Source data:
^^^^
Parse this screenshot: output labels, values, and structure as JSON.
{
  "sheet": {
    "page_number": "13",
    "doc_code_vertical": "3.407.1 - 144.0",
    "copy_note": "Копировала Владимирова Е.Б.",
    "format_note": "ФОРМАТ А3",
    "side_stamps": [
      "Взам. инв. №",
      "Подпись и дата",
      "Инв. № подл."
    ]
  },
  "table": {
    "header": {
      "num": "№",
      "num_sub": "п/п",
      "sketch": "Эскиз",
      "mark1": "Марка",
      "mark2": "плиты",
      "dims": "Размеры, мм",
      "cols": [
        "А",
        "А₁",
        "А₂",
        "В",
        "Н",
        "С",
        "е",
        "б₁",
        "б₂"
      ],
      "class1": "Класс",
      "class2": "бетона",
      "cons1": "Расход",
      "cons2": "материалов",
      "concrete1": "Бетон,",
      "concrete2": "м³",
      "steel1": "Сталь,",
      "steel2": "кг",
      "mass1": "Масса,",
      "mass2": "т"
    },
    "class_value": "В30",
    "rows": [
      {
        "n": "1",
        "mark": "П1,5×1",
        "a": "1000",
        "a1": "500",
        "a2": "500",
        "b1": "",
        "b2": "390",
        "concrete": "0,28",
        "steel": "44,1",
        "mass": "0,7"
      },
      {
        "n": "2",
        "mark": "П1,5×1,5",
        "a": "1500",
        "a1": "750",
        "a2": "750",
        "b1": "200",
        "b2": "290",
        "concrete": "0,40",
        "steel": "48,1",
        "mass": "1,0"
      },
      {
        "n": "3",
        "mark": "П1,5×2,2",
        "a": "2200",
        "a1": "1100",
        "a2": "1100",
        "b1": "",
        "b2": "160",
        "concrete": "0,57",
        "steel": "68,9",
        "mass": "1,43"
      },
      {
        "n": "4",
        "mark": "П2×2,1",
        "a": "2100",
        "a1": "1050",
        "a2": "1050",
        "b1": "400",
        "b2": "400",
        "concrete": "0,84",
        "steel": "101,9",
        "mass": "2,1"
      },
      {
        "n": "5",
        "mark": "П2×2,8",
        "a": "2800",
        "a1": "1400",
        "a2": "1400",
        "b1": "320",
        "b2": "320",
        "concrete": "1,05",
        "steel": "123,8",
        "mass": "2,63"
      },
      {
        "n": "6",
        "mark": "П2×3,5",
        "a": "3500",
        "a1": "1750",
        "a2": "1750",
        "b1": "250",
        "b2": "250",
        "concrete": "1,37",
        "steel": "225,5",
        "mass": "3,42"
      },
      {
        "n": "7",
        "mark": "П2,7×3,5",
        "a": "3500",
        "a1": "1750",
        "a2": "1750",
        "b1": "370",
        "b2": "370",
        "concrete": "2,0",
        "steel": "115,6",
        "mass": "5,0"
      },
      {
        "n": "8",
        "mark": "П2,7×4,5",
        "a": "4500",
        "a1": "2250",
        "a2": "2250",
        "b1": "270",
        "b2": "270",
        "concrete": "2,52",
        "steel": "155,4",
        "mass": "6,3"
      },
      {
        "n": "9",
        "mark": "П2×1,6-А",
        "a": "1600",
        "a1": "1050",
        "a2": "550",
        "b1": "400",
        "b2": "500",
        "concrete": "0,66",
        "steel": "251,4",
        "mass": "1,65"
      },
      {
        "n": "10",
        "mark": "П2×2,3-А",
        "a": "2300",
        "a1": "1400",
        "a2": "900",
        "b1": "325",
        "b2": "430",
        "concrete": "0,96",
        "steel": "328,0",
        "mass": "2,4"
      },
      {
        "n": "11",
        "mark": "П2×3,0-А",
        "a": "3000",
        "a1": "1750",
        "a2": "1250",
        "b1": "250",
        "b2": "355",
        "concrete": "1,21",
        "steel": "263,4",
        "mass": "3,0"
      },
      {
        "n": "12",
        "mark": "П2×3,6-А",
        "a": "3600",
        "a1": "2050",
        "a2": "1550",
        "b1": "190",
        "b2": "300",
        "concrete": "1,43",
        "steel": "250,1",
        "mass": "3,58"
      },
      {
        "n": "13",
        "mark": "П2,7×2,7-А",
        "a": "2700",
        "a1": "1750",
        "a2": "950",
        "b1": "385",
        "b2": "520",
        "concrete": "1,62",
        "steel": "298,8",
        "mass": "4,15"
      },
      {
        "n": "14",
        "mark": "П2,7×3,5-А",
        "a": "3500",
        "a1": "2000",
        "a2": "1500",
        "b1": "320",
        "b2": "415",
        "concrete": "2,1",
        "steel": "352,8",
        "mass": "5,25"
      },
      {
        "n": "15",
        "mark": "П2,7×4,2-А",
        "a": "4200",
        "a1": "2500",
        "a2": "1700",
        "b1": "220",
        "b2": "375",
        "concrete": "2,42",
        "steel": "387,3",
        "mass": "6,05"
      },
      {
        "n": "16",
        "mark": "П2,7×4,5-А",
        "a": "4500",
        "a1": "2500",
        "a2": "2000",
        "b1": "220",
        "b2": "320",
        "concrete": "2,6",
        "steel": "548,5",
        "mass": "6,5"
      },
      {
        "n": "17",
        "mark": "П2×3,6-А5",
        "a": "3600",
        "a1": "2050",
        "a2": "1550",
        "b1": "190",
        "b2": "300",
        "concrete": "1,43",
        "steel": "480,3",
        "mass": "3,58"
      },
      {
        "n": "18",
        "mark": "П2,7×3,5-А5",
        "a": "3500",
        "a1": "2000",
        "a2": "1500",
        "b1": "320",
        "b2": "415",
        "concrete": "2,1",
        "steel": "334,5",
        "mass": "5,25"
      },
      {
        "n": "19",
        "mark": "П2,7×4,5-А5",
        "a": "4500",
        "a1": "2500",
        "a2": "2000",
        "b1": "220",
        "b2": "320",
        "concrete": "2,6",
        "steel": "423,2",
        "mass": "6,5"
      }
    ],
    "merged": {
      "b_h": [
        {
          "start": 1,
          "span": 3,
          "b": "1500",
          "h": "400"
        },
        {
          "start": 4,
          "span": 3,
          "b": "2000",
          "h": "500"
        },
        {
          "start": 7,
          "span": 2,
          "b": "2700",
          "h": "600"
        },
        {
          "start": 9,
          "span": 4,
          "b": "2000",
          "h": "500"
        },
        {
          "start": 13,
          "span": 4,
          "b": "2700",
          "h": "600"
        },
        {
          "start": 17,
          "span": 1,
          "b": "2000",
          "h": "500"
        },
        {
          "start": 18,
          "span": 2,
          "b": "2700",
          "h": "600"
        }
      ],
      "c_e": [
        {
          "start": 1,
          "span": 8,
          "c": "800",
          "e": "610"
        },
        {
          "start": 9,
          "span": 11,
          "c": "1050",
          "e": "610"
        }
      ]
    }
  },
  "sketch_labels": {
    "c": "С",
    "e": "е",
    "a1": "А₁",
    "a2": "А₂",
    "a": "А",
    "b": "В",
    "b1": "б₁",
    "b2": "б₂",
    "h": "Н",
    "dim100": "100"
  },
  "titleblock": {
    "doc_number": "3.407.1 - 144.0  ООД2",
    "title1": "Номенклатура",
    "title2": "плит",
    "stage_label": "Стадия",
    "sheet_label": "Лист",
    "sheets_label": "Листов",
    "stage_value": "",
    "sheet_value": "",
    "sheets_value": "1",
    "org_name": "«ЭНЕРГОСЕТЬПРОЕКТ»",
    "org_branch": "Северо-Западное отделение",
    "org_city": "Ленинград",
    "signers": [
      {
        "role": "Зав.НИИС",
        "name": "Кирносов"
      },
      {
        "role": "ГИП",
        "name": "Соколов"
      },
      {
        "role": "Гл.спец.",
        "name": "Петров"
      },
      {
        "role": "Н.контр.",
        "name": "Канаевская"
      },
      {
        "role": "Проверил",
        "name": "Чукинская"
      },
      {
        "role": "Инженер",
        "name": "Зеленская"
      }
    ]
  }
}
^^^^
→ **Instructions for the task**:
Copy every line above that holds the word "start".

→ **Result**:
          "start": 1,
          "start": 4,
          "start": 7,
          "start": 9,
          "start": 13,
          "start": 17,
          "start": 18,
          "start": 1,
          "start": 9,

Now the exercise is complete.